Task instructions — Leave out the pictures and copy every record exactly.
** Begin Stored data **
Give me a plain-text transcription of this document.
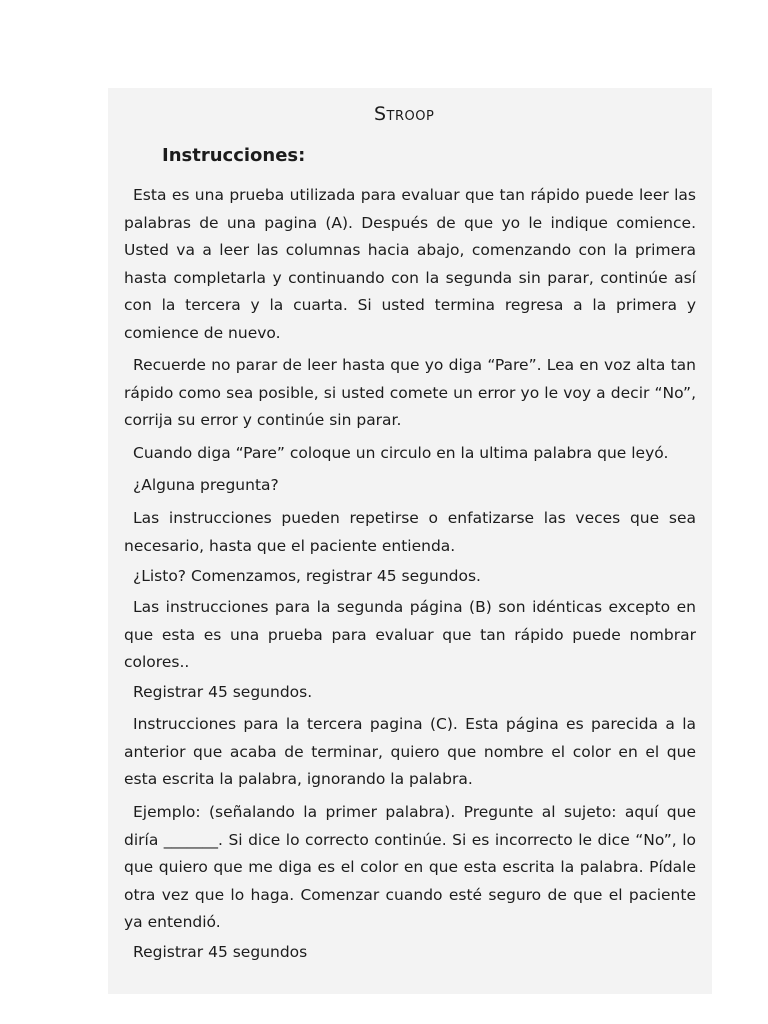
Stroop
Instrucciones:
Esta es una prueba utilizada para evaluar que tan rápido puede leer las palabras de una pagina (A). Después de que yo le indique comience. Usted va a leer las columnas hacia abajo, comenzando con la primera hasta completarla y continuando con la segunda sin parar, continúe así con la tercera y la cuarta. Si usted termina regresa a la primera y comience de nuevo.
Recuerde no parar de leer hasta que yo diga “Pare”. Lea en voz alta tan rápido como sea posible, si usted comete un error yo le voy a decir “No”, corrija su error y continúe sin parar.
Cuando diga “Pare” coloque un circulo en la ultima palabra que leyó.
¿Alguna pregunta?
Las instrucciones pueden repetirse o enfatizarse las veces que sea necesario, hasta que el paciente entienda.
¿Listo? Comenzamos, registrar 45 segundos.
Las instrucciones para la segunda página (B) son idénticas excepto en que esta es una prueba para evaluar que tan rápido puede nombrar colores..
Registrar 45 segundos.
Instrucciones para la tercera pagina (C). Esta página es parecida a la anterior que acaba de terminar, quiero que nombre el color en el que esta escrita la palabra, ignorando la palabra.
Ejemplo: (señalando la primer palabra). Pregunte al sujeto: aquí que diría _______. Si dice lo correcto continúe. Si es incorrecto le dice “No”, lo que quiero que me diga es el color en que esta escrita la palabra. Pídale otra vez que lo haga. Comenzar cuando esté seguro de que el paciente ya entendió.
Registrar 45 segundos
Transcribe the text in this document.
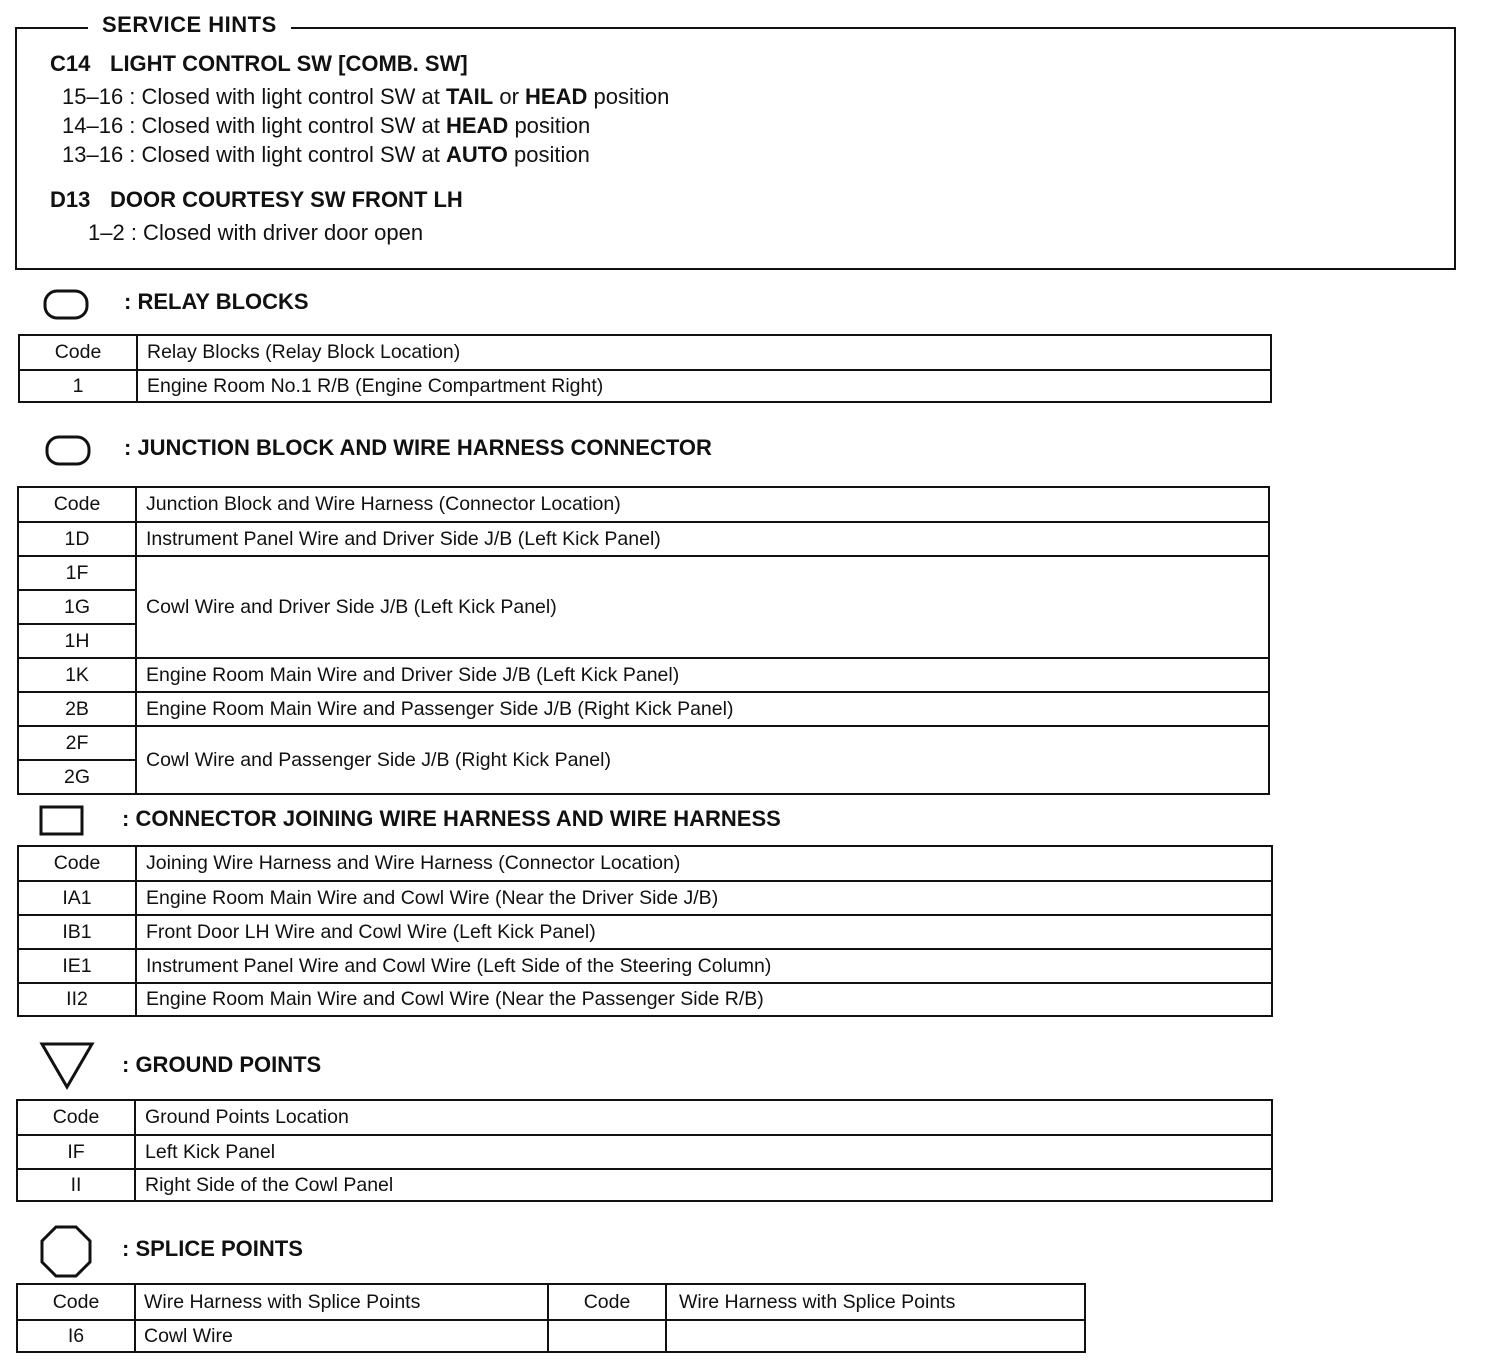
SERVICE HINTS
C14 LIGHT CONTROL SW [COMB. SW]
15–16 : Closed with light control SW at TAIL or HEAD position
14–16 : Closed with light control SW at HEAD position
13–16 : Closed with light control SW at AUTO position
D13 DOOR COURTESY SW FRONT LH
1–2 : Closed with driver door open
: RELAY BLOCKS
Code	Relay Blocks (Relay Block Location)
1	Engine Room No.1 R/B (Engine Compartment Right)
: JUNCTION BLOCK AND WIRE HARNESS CONNECTOR
Code	Junction Block and Wire Harness (Connector Location)
1D	Instrument Panel Wire and Driver Side J/B (Left Kick Panel)
1F	Cowl Wire and Driver Side J/B (Left Kick Panel)
1G	
1H	
1K	Engine Room Main Wire and Driver Side J/B (Left Kick Panel)
2B	Engine Room Main Wire and Passenger Side J/B (Right Kick Panel)
2F	Cowl Wire and Passenger Side J/B (Right Kick Panel)
2G	
: CONNECTOR JOINING WIRE HARNESS AND WIRE HARNESS
Code	Joining Wire Harness and Wire Harness (Connector Location)
IA1	Engine Room Main Wire and Cowl Wire (Near the Driver Side J/B)
IB1	Front Door LH Wire and Cowl Wire (Left Kick Panel)
IE1	Instrument Panel Wire and Cowl Wire (Left Side of the Steering Column)
II2	Engine Room Main Wire and Cowl Wire (Near the Passenger Side R/B)
: GROUND POINTS
Code	Ground Points Location
IF	Left Kick Panel
II	Right Side of the Cowl Panel
: SPLICE POINTS
Code	Wire Harness with Splice Points	Code	Wire Harness with Splice Points
I6	Cowl Wire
** End Stored data **
Output below —
Give me a plain-text transcription of this document.
Stroop
Instrucciones:
Esta es una prueba utilizada para evaluar que tan rápido puede leer las palabras de una pagina (A). Después de que yo le indique comience. Usted va a leer las columnas hacia abajo, comenzando con la primera hasta completarla y continuando con la segunda sin parar, continúe así con la tercera y la cuarta. Si usted termina regresa a la primera y comience de nuevo.
Recuerde no parar de leer hasta que yo diga “Pare”. Lea en voz alta tan rápido como sea posible, si usted comete un error yo le voy a decir “No”, corrija su error y continúe sin parar.
Cuando diga “Pare” coloque un circulo en la ultima palabra que leyó.
¿Alguna pregunta?
Las instrucciones pueden repetirse o enfatizarse las veces que sea necesario, hasta que el paciente entienda.
¿Listo? Comenzamos, registrar 45 segundos.
Las instrucciones para la segunda página (B) son idénticas excepto en que esta es una prueba para evaluar que tan rápido puede nombrar colores..
Registrar 45 segundos.
Instrucciones para la tercera pagina (C). Esta página es parecida a la anterior que acaba de terminar, quiero que nombre el color en el que esta escrita la palabra, ignorando la palabra.
Ejemplo: (señalando la primer palabra). Pregunte al sujeto: aquí que diría _______. Si dice lo correcto continúe. Si es incorrecto le dice “No”, lo que quiero que me diga es el color en que esta escrita la palabra. Pídale otra vez que lo haga. Comenzar cuando esté seguro de que el paciente ya entendió.
Registrar 45 segundos
Transcribe the text in this document.
SERVICE HINTS
C14 LIGHT CONTROL SW [COMB. SW]
15–16 : Closed with light control SW at TAIL or HEAD position
14–16 : Closed with light control SW at HEAD position
13–16 : Closed with light control SW at AUTO position
D13 DOOR COURTESY SW FRONT LH
1–2 : Closed with driver door open
: RELAY BLOCKS
Code	Relay Blocks (Relay Block Location)
1	Engine Room No.1 R/B (Engine Compartment Right)
: JUNCTION BLOCK AND WIRE HARNESS CONNECTOR
Code	Junction Block and Wire Harness (Connector Location)
1D	Instrument Panel Wire and Driver Side J/B (Left Kick Panel)
1F	Cowl Wire and Driver Side J/B (Left Kick Panel)
1G	
1H	
1K	Engine Room Main Wire and Driver Side J/B (Left Kick Panel)
2B	Engine Room Main Wire and Passenger Side J/B (Right Kick Panel)
2F	Cowl Wire and Passenger Side J/B (Right Kick Panel)
2G	
: CONNECTOR JOINING WIRE HARNESS AND WIRE HARNESS
Code	Joining Wire Harness and Wire Harness (Connector Location)
IA1	Engine Room Main Wire and Cowl Wire (Near the Driver Side J/B)
IB1	Front Door LH Wire and Cowl Wire (Left Kick Panel)
IE1	Instrument Panel Wire and Cowl Wire (Left Side of the Steering Column)
II2	Engine Room Main Wire and Cowl Wire (Near the Passenger Side R/B)
: GROUND POINTS
Code	Ground Points Location
IF	Left Kick Panel
II	Right Side of the Cowl Panel
: SPLICE POINTS
Code	Wire Harness with Splice Points	Code	Wire Harness with Splice Points
I6	Cowl Wire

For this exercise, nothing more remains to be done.